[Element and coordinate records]
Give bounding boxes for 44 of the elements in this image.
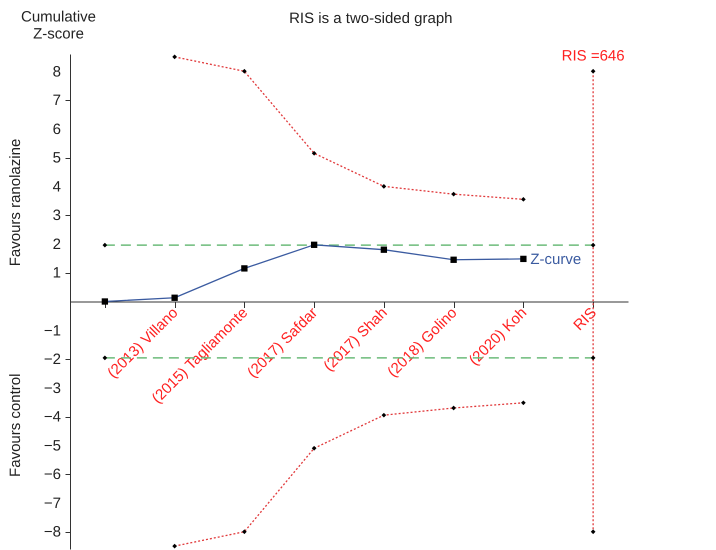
point — [102, 356, 108, 360]
y-tick-label: 2 — [52, 236, 61, 253]
y-tick-label: −1 — [44, 322, 61, 340]
y-tick-label: 6 — [52, 120, 61, 138]
annotation: RIS =646 — [562, 47, 625, 64]
point — [242, 529, 247, 534]
point — [521, 196, 526, 202]
y-tick-label: 5 — [52, 150, 61, 167]
point — [310, 242, 318, 248]
y-tick-label: 4 — [52, 178, 61, 196]
point — [241, 265, 248, 272]
y-tick-label: −8 — [44, 524, 61, 541]
y-tick-label: −6 — [44, 466, 61, 484]
point — [382, 412, 386, 418]
point — [312, 446, 316, 451]
point — [171, 294, 178, 301]
y-tick-label: −4 — [44, 408, 61, 426]
point — [451, 406, 456, 410]
x-tick-label: RIS — [570, 304, 600, 334]
y-tick-label: 7 — [52, 92, 61, 110]
y-tick-label: −5 — [44, 437, 61, 454]
y-tick-label: 8 — [52, 63, 61, 80]
series-label: Z-curve — [530, 250, 582, 268]
y-tick-label: −7 — [44, 494, 61, 512]
point — [102, 298, 108, 305]
text: Favours control — [7, 374, 24, 477]
point — [102, 242, 108, 248]
point — [382, 184, 386, 189]
point — [521, 400, 526, 406]
y-tick-label: 3 — [52, 207, 61, 224]
text: Favours ranolazine — [7, 138, 24, 266]
point — [451, 192, 456, 196]
point — [172, 544, 177, 548]
point — [172, 54, 177, 60]
y-tick-label: −3 — [44, 380, 61, 397]
y-tick-label: 1 — [52, 264, 61, 282]
y-axis-title: Cumulative Z-score — [20, 8, 96, 42]
point — [242, 68, 247, 74]
point — [380, 246, 388, 253]
chart-title: RIS is a two-sided graph — [289, 10, 453, 27]
point — [520, 256, 527, 262]
y-tick-label: −2 — [44, 351, 61, 368]
point — [312, 150, 316, 156]
point — [450, 256, 457, 263]
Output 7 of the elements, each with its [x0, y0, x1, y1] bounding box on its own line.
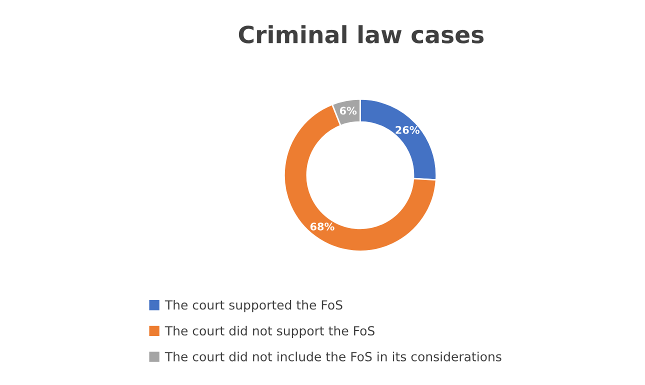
legend-label: The court supported the FoS [164, 300, 342, 312]
data-label: 6% [340, 106, 357, 115]
legend-label: The court did not include the FoS in its considerations [164, 352, 502, 362]
legend-label: The court did not support the FoS [164, 326, 374, 338]
chart-title: Criminal law cases [238, 25, 484, 44]
data-label: 26% [396, 126, 420, 134]
data-label: 68% [310, 222, 334, 231]
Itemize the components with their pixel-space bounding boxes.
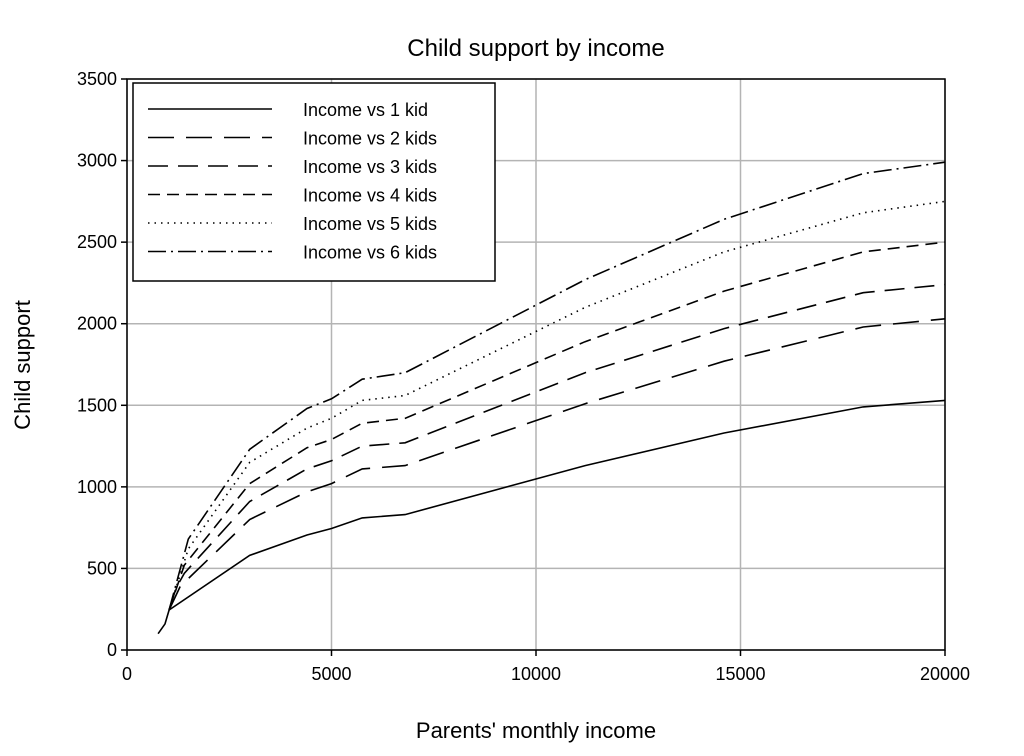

**Short task:** Return every line of the records above verbatim, omitting the pictures from your answer.

**Solved problem:**
Give bounding boxes for 44 of the elements in this image.
point — [102, 356, 108, 360]
y-tick-label: 2 — [52, 236, 61, 253]
y-tick-label: −1 — [44, 322, 61, 340]
y-tick-label: 6 — [52, 120, 61, 138]
annotation: RIS =646 — [562, 47, 625, 64]
point — [242, 529, 247, 534]
point — [521, 196, 526, 202]
y-tick-label: 5 — [52, 150, 61, 167]
point — [310, 242, 318, 248]
y-tick-label: 4 — [52, 178, 61, 196]
point — [241, 265, 248, 272]
y-tick-label: −8 — [44, 524, 61, 541]
y-tick-label: −6 — [44, 466, 61, 484]
point — [382, 412, 386, 418]
point — [312, 446, 316, 451]
point — [171, 294, 178, 301]
y-tick-label: −4 — [44, 408, 61, 426]
point — [451, 406, 456, 410]
x-tick-label: RIS — [570, 304, 600, 334]
y-tick-label: 7 — [52, 92, 61, 110]
y-tick-label: −5 — [44, 437, 61, 454]
y-tick-label: 8 — [52, 63, 61, 80]
series-label: Z-curve — [530, 250, 582, 268]
y-tick-label: −7 — [44, 494, 61, 512]
point — [102, 298, 108, 305]
text: Favours control — [7, 374, 24, 477]
point — [102, 242, 108, 248]
point — [382, 184, 386, 189]
point — [521, 400, 526, 406]
y-tick-label: 3 — [52, 207, 61, 224]
text: Favours ranolazine — [7, 138, 24, 266]
point — [451, 192, 456, 196]
point — [172, 544, 177, 548]
point — [172, 54, 177, 60]
y-tick-label: −3 — [44, 380, 61, 397]
y-tick-label: 1 — [52, 264, 61, 282]
y-axis-title: Cumulative Z-score — [20, 8, 96, 42]
point — [242, 68, 247, 74]
point — [380, 246, 388, 253]
chart-title: RIS is a two-sided graph — [289, 10, 453, 27]
point — [520, 256, 527, 262]
y-tick-label: −2 — [44, 351, 61, 368]
point — [312, 150, 316, 156]
point — [450, 256, 457, 263]
Output 7 of the elements, each with its [x0, y0, x1, y1] bounding box on its own line.
legend-label: The court supported the FoS [164, 300, 342, 312]
data-label: 6% [340, 106, 357, 115]
legend-label: The court did not include the FoS in its considerations [164, 352, 502, 362]
legend-label: The court did not support the FoS [164, 326, 374, 338]
chart-title: Criminal law cases [238, 25, 484, 44]
data-label: 26% [396, 126, 420, 134]
data-label: 68% [310, 222, 334, 231]
Itemize the components with their pixel-space bounding boxes.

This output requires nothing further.